** Recorded information **

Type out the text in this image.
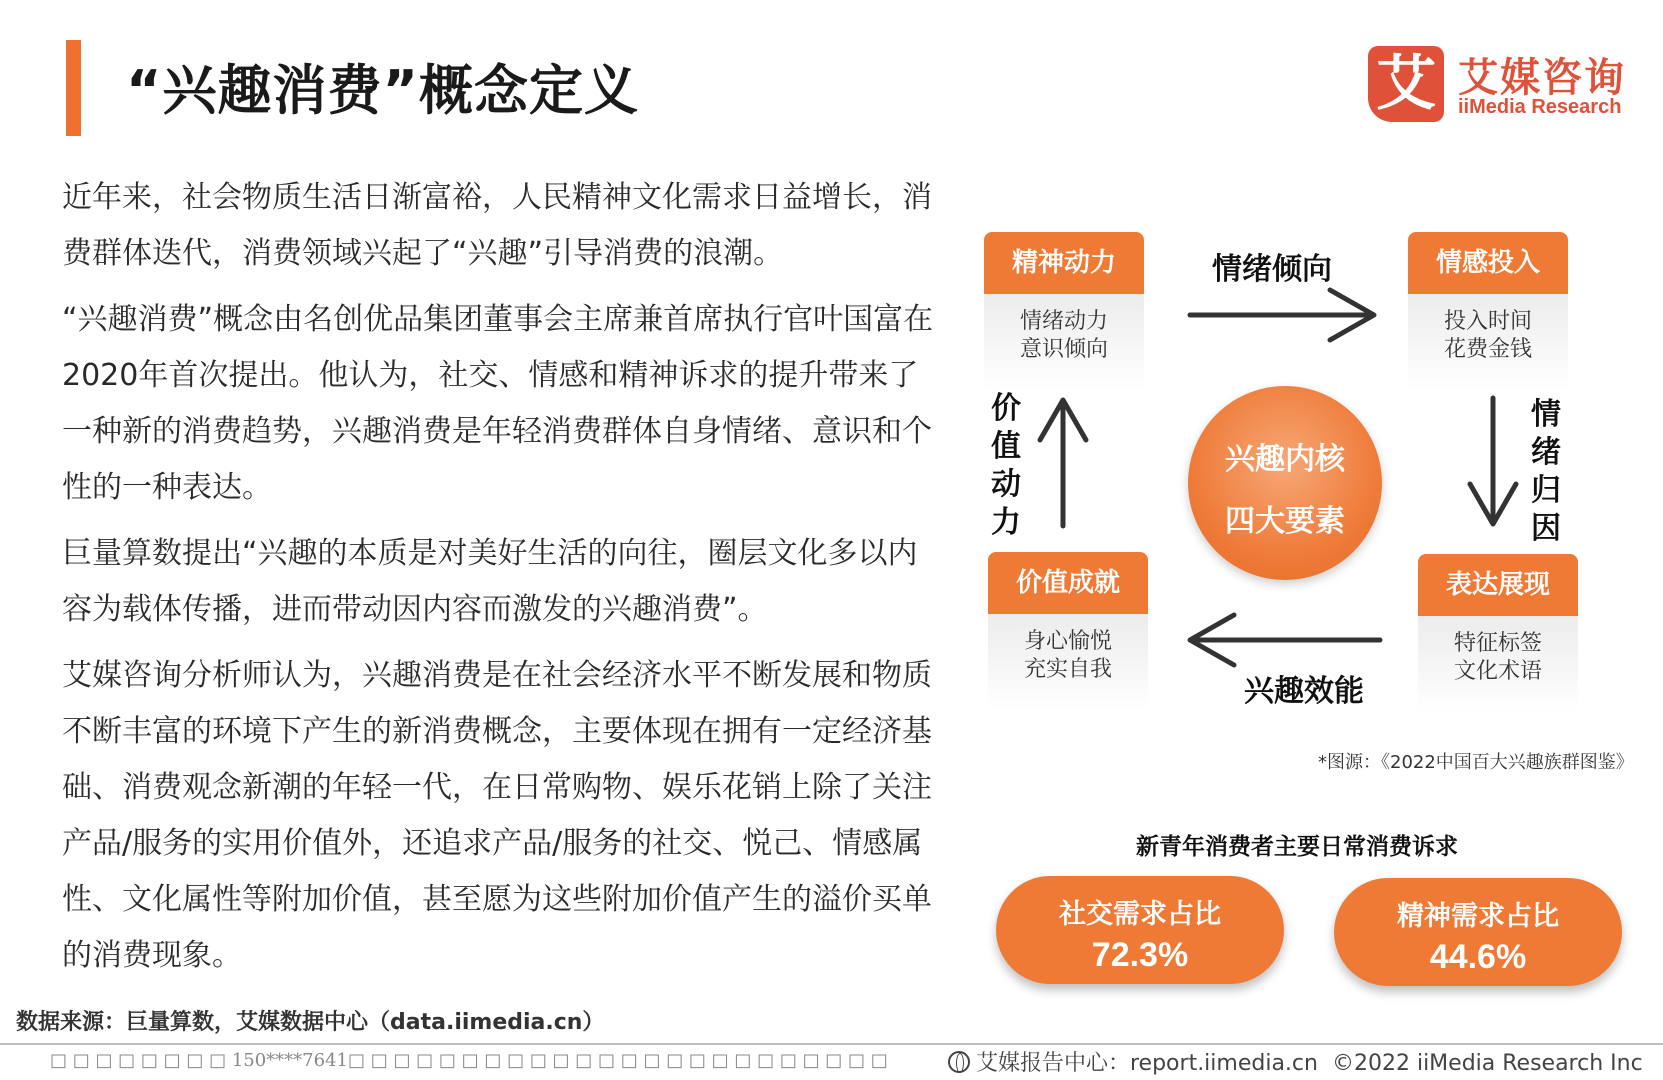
“兴趣消费”概念定义	艾 艾媒咨询
iiMedia Research

近年来，社会物质生活日渐富裕，人民精神文化需求日益增长，消费群体迭代，消费领域兴起了“兴趣”引导消费的浪潮。

“兴趣消费”概念由名创优品集团董事会主席兼首席执行官叶国富在2020年首次提出。他认为，社交、情感和精神诉求的提升带来了一种新的消费趋势，兴趣消费是年轻消费群体自身情绪、意识和个性的一种表达。

巨量算数提出“兴趣的本质是对美好生活的向往，圈层文化多以内容为载体传播，进而带动因内容而激发的兴趣消费”。

艾媒咨询分析师认为，兴趣消费是在社会经济水平不断发展和物质不断丰富的环境下产生的新消费概念，主要体现在拥有一定经济基础、消费观念新潮的年轻一代，在日常购物、娱乐花销上除了关注产品/服务的实用价值外，还追求产品/服务的社交、悦己、情感属性、文化属性等附加价值，甚至愿为这些附加价值产生的溢价买单的消费现象。

精神动力
情绪动力
意识倾向
情感投入
投入时间
花费金钱
价值成就
身心愉悦
充实自我
表达展现
特征标签
文化术语
兴趣内核
四大要素
情绪倾向
兴趣效能
情绪归因
价值动力
*图源：《2022中国百大兴趣族群图鉴》
新青年消费者主要日常消费诉求
社交需求占比
72.3%
精神需求占比
44.6%
数据来源：巨量算数，艾媒数据中心（data.iimedia.cn）
□ □ □ □ □ □ □ □ 150****7641□ □ □ □ □ □ □ □ □ □ □ □ □ □ □ □ □ □ □ □ □ □ □ □	艾媒报告中心：report.iimedia.cn ©2022 iiMedia Research Inc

** Given task **
Leave out the pictures and copy the rest of the material above exactly.

** Response to the exercise **
Type out the text in this image.
“兴趣消费”概念定义	艾 艾媒咨询
iiMedia Research

近年来，社会物质生活日渐富裕，人民精神文化需求日益增长，消费群体迭代，消费领域兴起了“兴趣”引导消费的浪潮。

“兴趣消费”概念由名创优品集团董事会主席兼首席执行官叶国富在2020年首次提出。他认为，社交、情感和精神诉求的提升带来了一种新的消费趋势，兴趣消费是年轻消费群体自身情绪、意识和个性的一种表达。

巨量算数提出“兴趣的本质是对美好生活的向往，圈层文化多以内容为载体传播，进而带动因内容而激发的兴趣消费”。

艾媒咨询分析师认为，兴趣消费是在社会经济水平不断发展和物质不断丰富的环境下产生的新消费概念，主要体现在拥有一定经济基础、消费观念新潮的年轻一代，在日常购物、娱乐花销上除了关注产品/服务的实用价值外，还追求产品/服务的社交、悦己、情感属性、文化属性等附加价值，甚至愿为这些附加价值产生的溢价买单的消费现象。

精神动力
情绪动力
意识倾向
情感投入
投入时间
花费金钱
价值成就
身心愉悦
充实自我
表达展现
特征标签
文化术语
兴趣内核
四大要素
情绪倾向
兴趣效能
情绪归因
价值动力
*图源：《2022中国百大兴趣族群图鉴》
新青年消费者主要日常消费诉求
社交需求占比
72.3%
精神需求占比
44.6%
数据来源：巨量算数，艾媒数据中心（data.iimedia.cn）
□ □ □ □ □ □ □ □ 150****7641□ □ □ □ □ □ □ □ □ □ □ □ □ □ □ □ □ □ □ □ □ □ □ □	艾媒报告中心：report.iimedia.cn ©2022 iiMedia Research Inc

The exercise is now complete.